> _Given request_
Exactly how many lines have the word "JSON"? Answer with the bare number.

========

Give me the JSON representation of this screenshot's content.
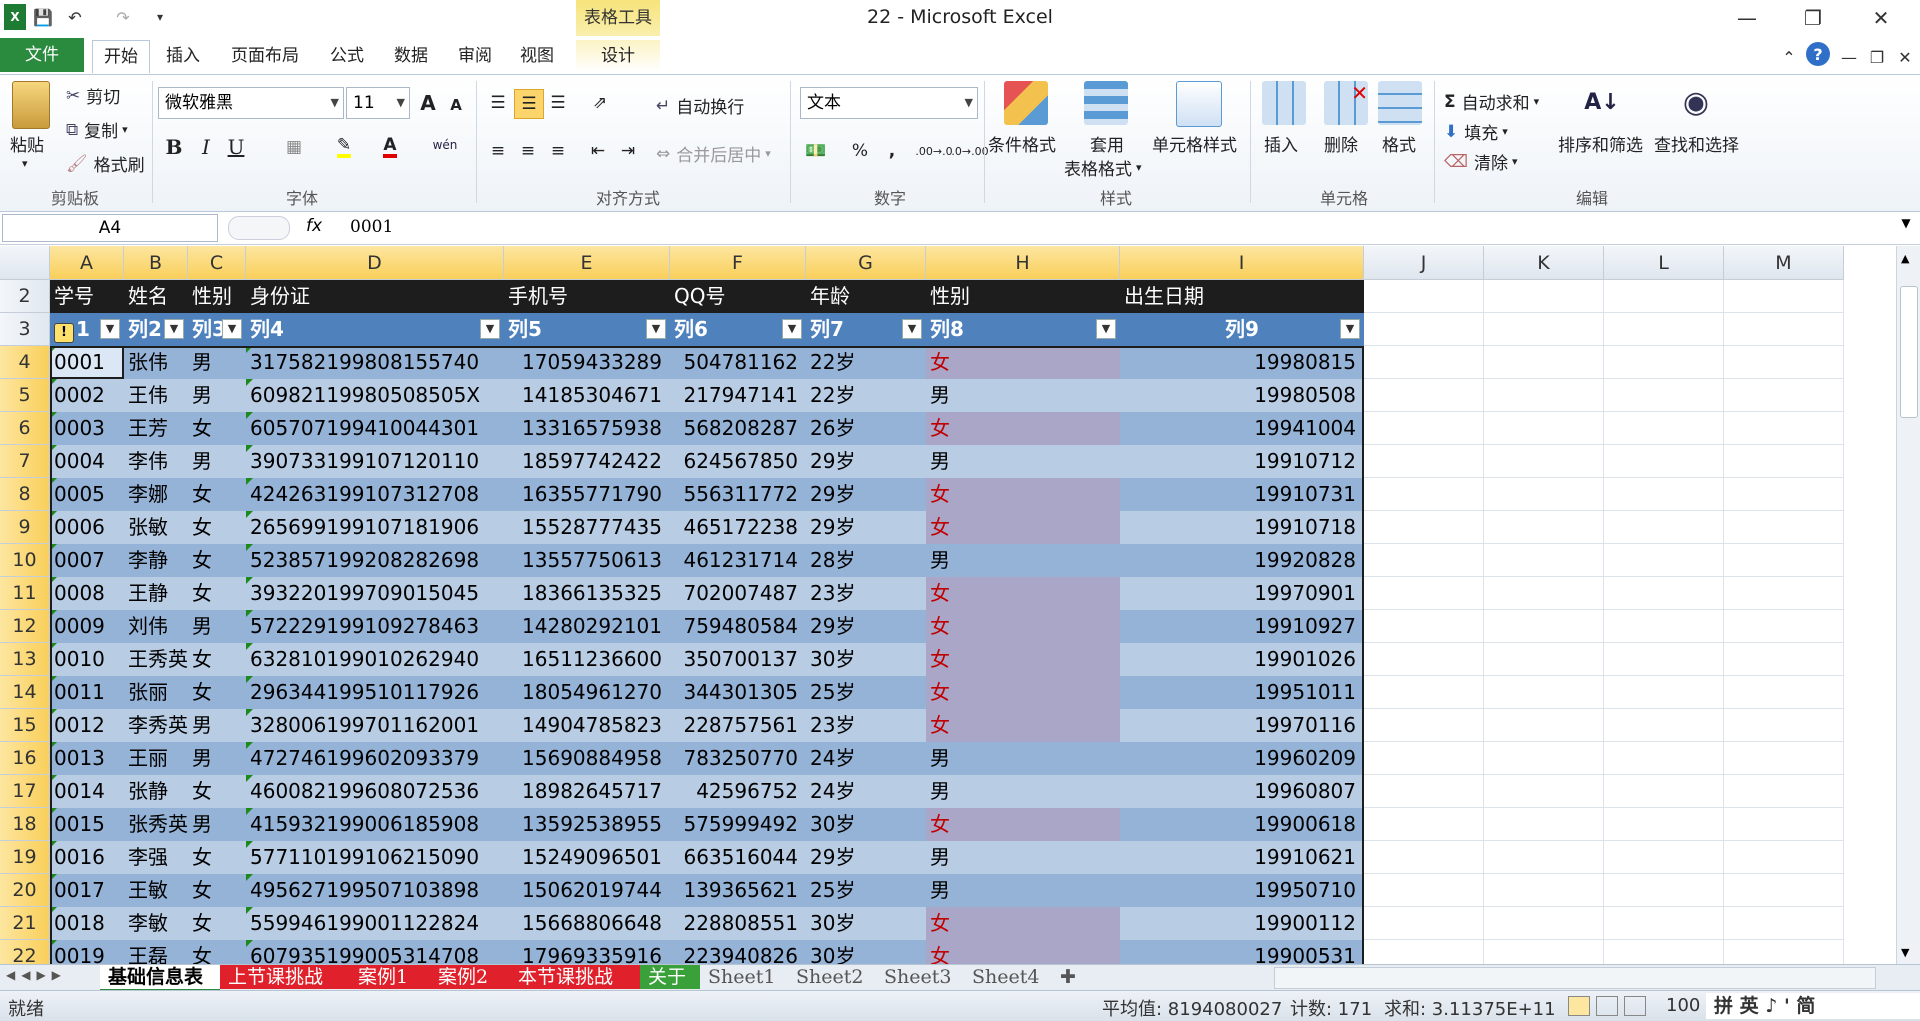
{
  "window": {
    "title": "22 - Microsoft Excel",
    "context_tab_group": "表格工具"
  },
  "ribbon_tabs": [
    "文件",
    "开始",
    "插入",
    "页面布局",
    "公式",
    "数据",
    "审阅",
    "视图",
    "设计"
  ],
  "ribbon": {
    "clipboard": {
      "paste": "粘贴",
      "cut": "剪切",
      "copy": "复制",
      "format_painter": "格式刷",
      "label": "剪贴板"
    },
    "font": {
      "name": "微软雅黑",
      "size": "11",
      "label": "字体",
      "bold": "B",
      "italic": "I",
      "underline": "U",
      "grow": "A",
      "shrink": "A",
      "font_color_letter": "A",
      "phonetic": "wén"
    },
    "alignment": {
      "wrap": "自动换行",
      "merge": "合并后居中",
      "label": "对齐方式"
    },
    "number": {
      "format": "文本",
      "percent": "%",
      "comma": ",",
      "inc_decimal": ".00→.0",
      "dec_decimal": ".0→.00",
      "label": "数字"
    },
    "styles": {
      "conditional": "条件格式",
      "table_line1": "套用",
      "table_line2": "表格格式",
      "cell_styles": "单元格样式",
      "label": "样式"
    },
    "cells": {
      "insert": "插入",
      "delete": "删除",
      "format": "格式",
      "label": "单元格"
    },
    "editing": {
      "autosum": "自动求和",
      "fill": "填充",
      "clear": "清除",
      "sort": "排序和筛选",
      "find": "查找和选择",
      "label": "编辑"
    }
  },
  "formula_bar": {
    "name_box": "A4",
    "fx": "fx",
    "value": "0001"
  },
  "columns": [
    "A",
    "B",
    "C",
    "D",
    "E",
    "F",
    "G",
    "H",
    "I",
    "J",
    "K",
    "L",
    "M"
  ],
  "table": {
    "header": [
      "学号",
      "姓名",
      "性别",
      "身份证",
      "手机号",
      "QQ号",
      "年龄",
      "性别",
      "出生日期"
    ],
    "filter_row": [
      "1",
      "列2",
      "列3",
      "列4",
      "列5",
      "列6",
      "列7",
      "列8",
      "列9"
    ],
    "rows": [
      [
        "0001",
        "张伟",
        "男",
        "317582199808155740",
        "17059433289",
        "504781162",
        "22岁",
        "女",
        "19980815"
      ],
      [
        "0002",
        "王伟",
        "男",
        "60982119980508505X",
        "14185304671",
        "217947141",
        "22岁",
        "男",
        "19980508"
      ],
      [
        "0003",
        "王芳",
        "女",
        "605707199410044301",
        "13316575938",
        "568208287",
        "26岁",
        "女",
        "19941004"
      ],
      [
        "0004",
        "李伟",
        "男",
        "390733199107120110",
        "18597742422",
        "624567850",
        "29岁",
        "男",
        "19910712"
      ],
      [
        "0005",
        "李娜",
        "女",
        "424263199107312708",
        "16355771790",
        "556311772",
        "29岁",
        "女",
        "19910731"
      ],
      [
        "0006",
        "张敏",
        "女",
        "265699199107181906",
        "15528777435",
        "465172238",
        "29岁",
        "女",
        "19910718"
      ],
      [
        "0007",
        "李静",
        "女",
        "523857199208282698",
        "13557750613",
        "461231714",
        "28岁",
        "男",
        "19920828"
      ],
      [
        "0008",
        "王静",
        "女",
        "393220199709015045",
        "18366135325",
        "702007487",
        "23岁",
        "女",
        "19970901"
      ],
      [
        "0009",
        "刘伟",
        "男",
        "572229199109278463",
        "14280292101",
        "759480584",
        "29岁",
        "女",
        "19910927"
      ],
      [
        "0010",
        "王秀英",
        "女",
        "632810199010262940",
        "16511236600",
        "350700137",
        "30岁",
        "女",
        "19901026"
      ],
      [
        "0011",
        "张丽",
        "女",
        "296344199510117926",
        "18054961270",
        "344301305",
        "25岁",
        "女",
        "19951011"
      ],
      [
        "0012",
        "李秀英",
        "男",
        "328006199701162001",
        "14904785823",
        "228757561",
        "23岁",
        "女",
        "19970116"
      ],
      [
        "0013",
        "王丽",
        "男",
        "472746199602093379",
        "15690884958",
        "783250770",
        "24岁",
        "男",
        "19960209"
      ],
      [
        "0014",
        "张静",
        "女",
        "460082199608072536",
        "18982645717",
        "42596752",
        "24岁",
        "男",
        "19960807"
      ],
      [
        "0015",
        "张秀英",
        "男",
        "415932199006185908",
        "13592538955",
        "575999492",
        "30岁",
        "女",
        "19900618"
      ],
      [
        "0016",
        "李强",
        "女",
        "577110199106215090",
        "15249096501",
        "663516044",
        "29岁",
        "男",
        "19910621"
      ],
      [
        "0017",
        "王敏",
        "女",
        "495627199507103898",
        "15062019744",
        "139365621",
        "25岁",
        "男",
        "19950710"
      ],
      [
        "0018",
        "李敏",
        "女",
        "559946199001122824",
        "15668806648",
        "228808551",
        "30岁",
        "女",
        "19900112"
      ],
      [
        "0019",
        "王磊",
        "女",
        "607935199005314708",
        "17969335916",
        "223940826",
        "30岁",
        "女",
        "19900531"
      ]
    ]
  },
  "sheet_tabs": [
    {
      "name": "基础信息表",
      "color": "#ffffff"
    },
    {
      "name": "上节课挑战",
      "color": "#e0202a"
    },
    {
      "name": "案例1",
      "color": "#e0202a"
    },
    {
      "name": "案例2",
      "color": "#e0202a"
    },
    {
      "name": "本节课挑战",
      "color": "#e0202a"
    },
    {
      "name": "关于",
      "color": "#3aa03a"
    },
    {
      "name": "Sheet1",
      "color": ""
    },
    {
      "name": "Sheet2",
      "color": ""
    },
    {
      "name": "Sheet3",
      "color": ""
    },
    {
      "name": "Sheet4",
      "color": ""
    }
  ],
  "status": {
    "ready": "就绪",
    "average": "平均值: 8194080027",
    "count": "计数: 171",
    "sum": "求和: 3.11375E+11",
    "zoom": "100",
    "ime": "拼 英 ♪ ' 简"
  },
  "colors": {
    "header_black": "#1d1d1d",
    "filter_blue": "#4f81bd",
    "band_dark": "#95b3d7",
    "band_light": "#b8cce4",
    "female_fill": "#a9a6c8",
    "female_text": "#c00000",
    "file_tab": "#2a8a3e"
  }
}
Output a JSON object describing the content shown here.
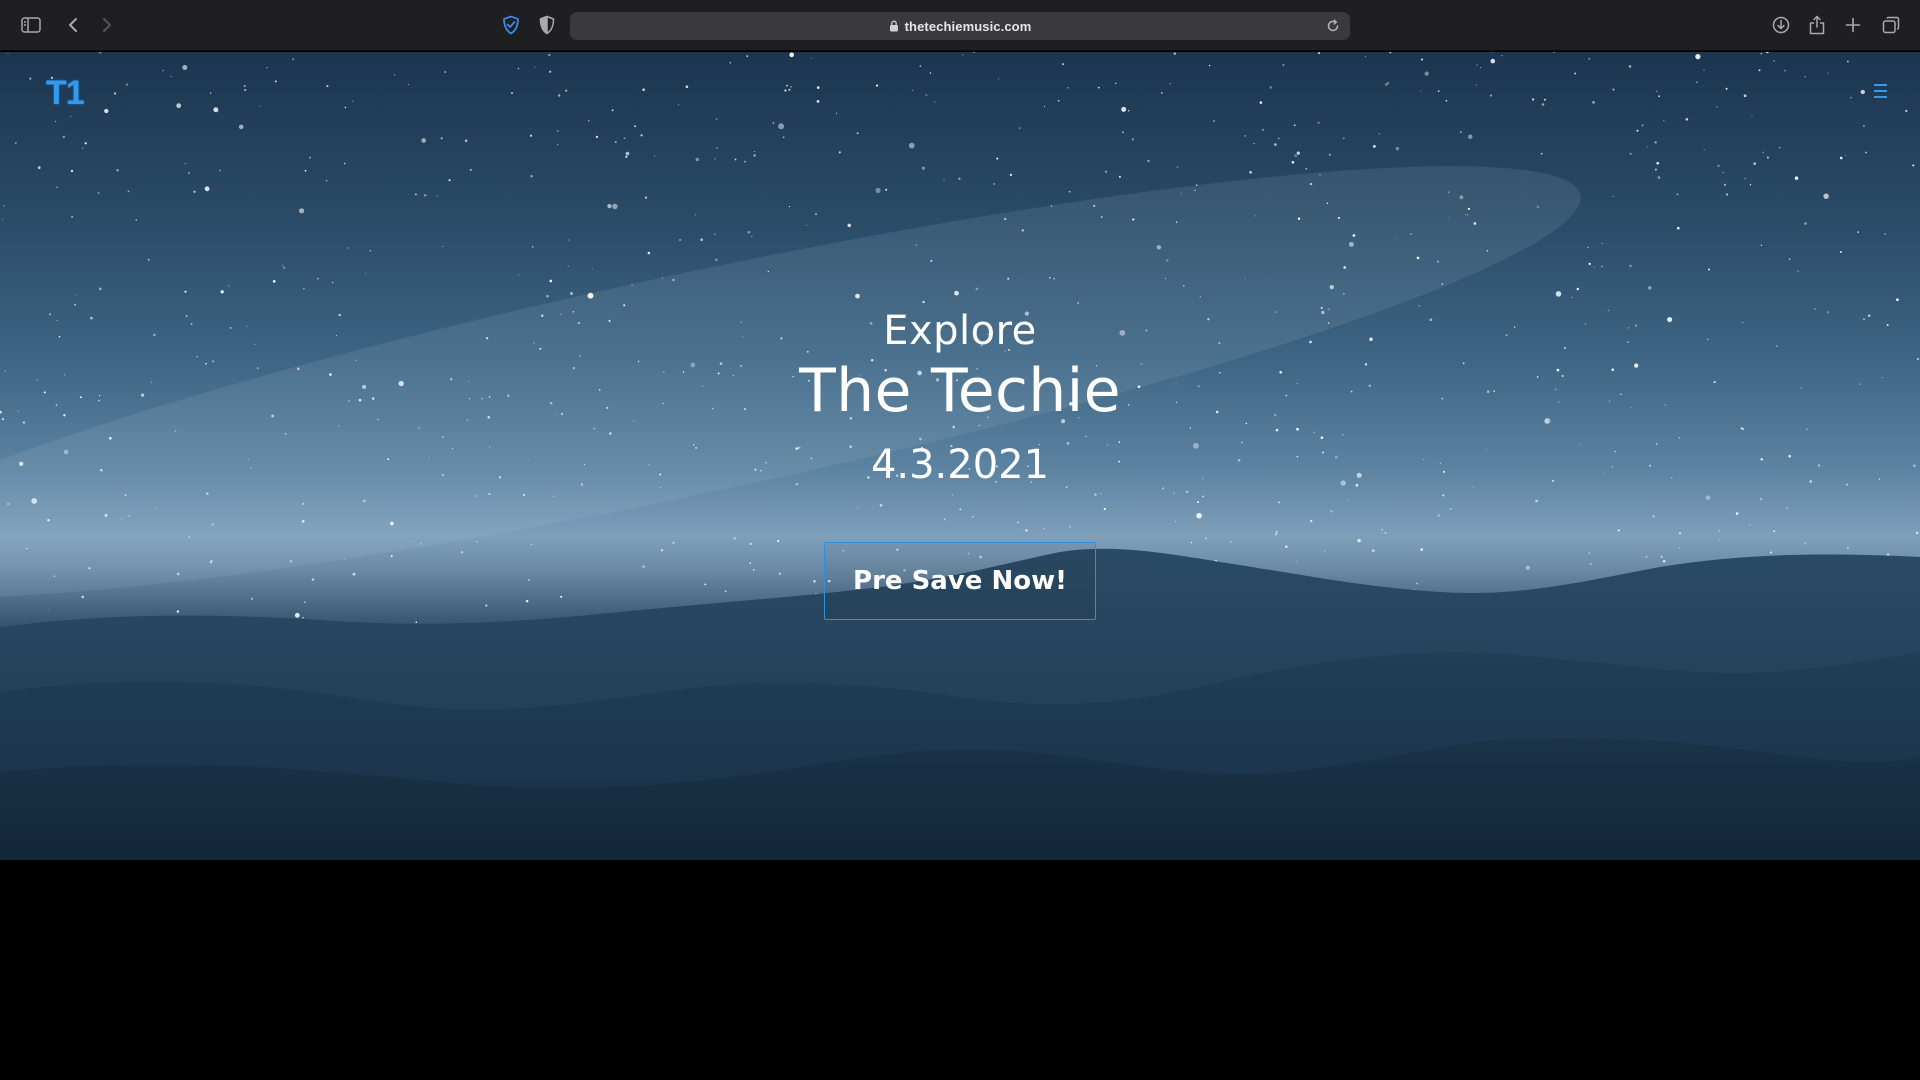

========

> _Written reply_
2